«Стиль — это сам человек», — справедливо говорит Бюффон. Всякий язык — это живописное изображение народа, а стиль писателя — это живописное изображение писателя; каждая сокровенная черточка своеобразия живо отпечатлевается в стиле со всеми своими едва заметными впадинами и горбинками; стиль — это второе, подвижное и гибкое тело духа. Поэтому подражать чужому стилю — все равно что ставить печать не печатью, а отпечатком печати. Впрочем, бывает ученый стиль — широкий, как тулуп солдата на часах; он запахивает в себя мысль за мыслью, тогда как стиль гениально-вдохновенный есть созревающий вместе с зелеными бобами стручок: бобы и съедают вместе со стручком; однако и ученый стиль выигрывает благодаря своеобразию личности, и в мире обычной учености стоит только неприметно выглянуть наружу человеку, как объявляются небывалые ранее способности, — то же самое бывает и в поэзии, но только если скрывать в ней свою личность. Если кому есть что сказать, то нет более подходящего способа сделать это, чем своя собственная манера, — если нечего сказать, такая манера еще более уместна. Видимость противоречива и мучительна: обыкновенный человек увешивает себя тяжеленными, пропущенными друг в друга Демосфеновыми цепями периодов согласно Лессинговым диалектическим и диалогическим правилам построения оных, — и вот результат: Мейсснер тянет за собой, надрываясь, эти цепи, звенит и бряцает ими, а тянуть нечего — кроме своих цепей!

Задание 1:
Ответьте, пожалуйста, на вопросы по фрагменту о стиле:
(a) Чьи слова «Стиль — это сам человек» приводятся в начале?
(b) С чем сравнивается подражание чужому стилю?
(c) Кто, по словам фрагмента, тянет за собой цепи, звенит и бряцает ими?
Задание 2: Подхватите фрагмент о стиле и продолжите его сразу после последнего предложения.
Записи, приведённые ниже, для работы не понадобятся.

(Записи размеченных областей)

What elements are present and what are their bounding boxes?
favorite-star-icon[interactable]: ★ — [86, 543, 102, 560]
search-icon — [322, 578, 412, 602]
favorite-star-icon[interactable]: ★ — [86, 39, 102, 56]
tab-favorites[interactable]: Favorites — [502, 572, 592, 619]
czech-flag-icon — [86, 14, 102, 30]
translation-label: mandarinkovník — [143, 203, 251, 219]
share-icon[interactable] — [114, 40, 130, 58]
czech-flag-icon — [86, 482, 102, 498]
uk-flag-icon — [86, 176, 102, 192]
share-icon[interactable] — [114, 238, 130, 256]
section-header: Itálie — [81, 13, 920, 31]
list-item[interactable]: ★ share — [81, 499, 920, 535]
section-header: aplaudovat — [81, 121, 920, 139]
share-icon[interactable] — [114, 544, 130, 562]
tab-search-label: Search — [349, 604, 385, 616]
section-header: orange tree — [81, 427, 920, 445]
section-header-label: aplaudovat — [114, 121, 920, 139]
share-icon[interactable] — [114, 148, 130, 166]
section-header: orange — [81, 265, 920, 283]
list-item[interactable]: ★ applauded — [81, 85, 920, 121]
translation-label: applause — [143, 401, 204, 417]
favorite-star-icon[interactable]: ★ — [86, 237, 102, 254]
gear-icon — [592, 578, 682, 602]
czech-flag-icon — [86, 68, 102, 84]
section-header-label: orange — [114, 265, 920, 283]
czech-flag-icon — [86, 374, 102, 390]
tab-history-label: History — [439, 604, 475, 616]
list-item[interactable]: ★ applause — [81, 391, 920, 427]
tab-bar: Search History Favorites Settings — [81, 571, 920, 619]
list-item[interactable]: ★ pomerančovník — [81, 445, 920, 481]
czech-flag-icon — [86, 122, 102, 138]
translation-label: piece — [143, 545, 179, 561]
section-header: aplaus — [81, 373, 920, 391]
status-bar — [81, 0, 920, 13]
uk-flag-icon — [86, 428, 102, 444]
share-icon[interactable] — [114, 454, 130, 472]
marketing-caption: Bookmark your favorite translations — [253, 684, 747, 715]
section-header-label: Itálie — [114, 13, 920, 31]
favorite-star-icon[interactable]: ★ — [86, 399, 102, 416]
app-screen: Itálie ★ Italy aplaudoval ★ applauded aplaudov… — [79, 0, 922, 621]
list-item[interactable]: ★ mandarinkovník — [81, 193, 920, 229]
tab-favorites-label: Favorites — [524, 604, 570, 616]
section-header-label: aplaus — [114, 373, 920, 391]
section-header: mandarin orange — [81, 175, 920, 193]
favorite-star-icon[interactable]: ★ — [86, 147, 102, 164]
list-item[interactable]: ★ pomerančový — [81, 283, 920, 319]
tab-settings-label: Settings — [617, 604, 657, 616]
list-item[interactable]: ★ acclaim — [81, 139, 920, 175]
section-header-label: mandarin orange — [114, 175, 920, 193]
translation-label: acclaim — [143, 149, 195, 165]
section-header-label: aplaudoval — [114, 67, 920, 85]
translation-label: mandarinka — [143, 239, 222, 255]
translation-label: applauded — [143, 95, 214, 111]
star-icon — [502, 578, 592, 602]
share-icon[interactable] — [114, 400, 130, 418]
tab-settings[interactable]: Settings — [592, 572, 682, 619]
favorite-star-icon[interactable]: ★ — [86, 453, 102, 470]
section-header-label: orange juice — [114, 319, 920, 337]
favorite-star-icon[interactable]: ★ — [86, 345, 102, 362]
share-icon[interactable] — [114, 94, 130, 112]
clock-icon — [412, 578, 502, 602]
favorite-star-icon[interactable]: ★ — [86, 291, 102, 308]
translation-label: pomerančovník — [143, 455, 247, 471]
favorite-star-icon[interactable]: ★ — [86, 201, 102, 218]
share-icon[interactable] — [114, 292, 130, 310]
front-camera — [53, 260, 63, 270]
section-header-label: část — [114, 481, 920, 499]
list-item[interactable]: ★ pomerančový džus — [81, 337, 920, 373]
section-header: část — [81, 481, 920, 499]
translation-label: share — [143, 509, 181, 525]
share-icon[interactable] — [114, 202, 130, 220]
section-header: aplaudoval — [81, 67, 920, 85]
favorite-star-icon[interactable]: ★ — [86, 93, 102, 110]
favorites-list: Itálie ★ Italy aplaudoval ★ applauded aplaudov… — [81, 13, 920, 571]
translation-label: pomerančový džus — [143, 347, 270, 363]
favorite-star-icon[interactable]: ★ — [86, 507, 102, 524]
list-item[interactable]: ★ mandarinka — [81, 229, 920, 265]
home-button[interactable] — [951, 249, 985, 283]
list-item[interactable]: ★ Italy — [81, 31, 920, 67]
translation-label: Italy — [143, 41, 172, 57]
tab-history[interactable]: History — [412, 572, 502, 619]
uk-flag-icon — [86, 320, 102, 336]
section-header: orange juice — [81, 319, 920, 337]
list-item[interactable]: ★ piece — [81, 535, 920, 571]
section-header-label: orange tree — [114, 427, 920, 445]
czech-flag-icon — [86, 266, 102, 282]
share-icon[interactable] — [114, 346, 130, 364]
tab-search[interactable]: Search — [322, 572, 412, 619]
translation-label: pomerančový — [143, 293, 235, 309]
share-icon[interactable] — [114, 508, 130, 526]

Ожидаемый ответ 1:
(a) Это слова Бюффона.
(b) С тем, чтобы ставить печать не печатью, а отпечатком печати.
(c) Мейсснер.

Ожидаемый ответ 2:
Неторопливая, сдержанная проза Виланда с ее широким дыханием — вот настоящий орган сократической мудрости: она особо отличает его и даже создает видимость непостоянства. Причем медлительности и длиннот требует не одна сократовская насмешка, но и сдержанная энергия речи — энергия, с которой Виланд лучше любого писателя измеряет, подобно астрономам, наибольшее и наименьшее удаление, вычисляя среднюю величину, и от намеченных им крайностей умело возвращает нас к середине. Созвездие Весов в области духа, он неторопливо и чинно возносит нас выше и выше, с одной звезды на другую, чтобы на чашах весов своих явить нам равноденствие — внутренний день нашей души бывает равен ее внутренней ночи. Но есть два разных равноденствия — за одним следует поэтическая весна, за другим — поэтическая осень; у греков и у немцев — равноденствия разные, причем это же самое различие выразилось и в двух учениках Сократа — в Платоне и в Аристиппе. У философов же вообще периоды длинные, периоды фиксируют у них глаз, с которого философ снимает катаракту, а Виланд — великий философ жизни...
Обратитесь к творениям Гердера: в них особо соединились свежесть греческой жизни и жизненная усталость Индии, вы будете прогуливаться при свете Луны, к которому уже примешиваются лучи утренней зари, но ведь и то и другое, и Луна и заря — это живопись Солнца, скрытого за горизонтом.
Такова же сжатая, точная, истинно немецкая проза Якоби, ее периоды сложнее, она глубоко музыкальна, и даже образы ее часто навеяны звучаниями. Редкостный союз отточенной мысли и бескрайней широты сердца: натянутая металлическая струна затухает постепенно и мягко.
У Якоби звучания откладываются в поэтических формах, а в прозе Гете, наоборот, устойчивая форма звучит словно столп Мемнона. Пластический облик завершен в себе, в рисунке нет ничего лишнего, — здесь чувствуется рука ваятеля, и поэтому его сочинения — галерея картин и скульптур.
Стиль Гаманна — мощный поток, который буря гонит назад, к истокам; поэтому немецкие купеческие суда не знают, как подойти к устью такой реки.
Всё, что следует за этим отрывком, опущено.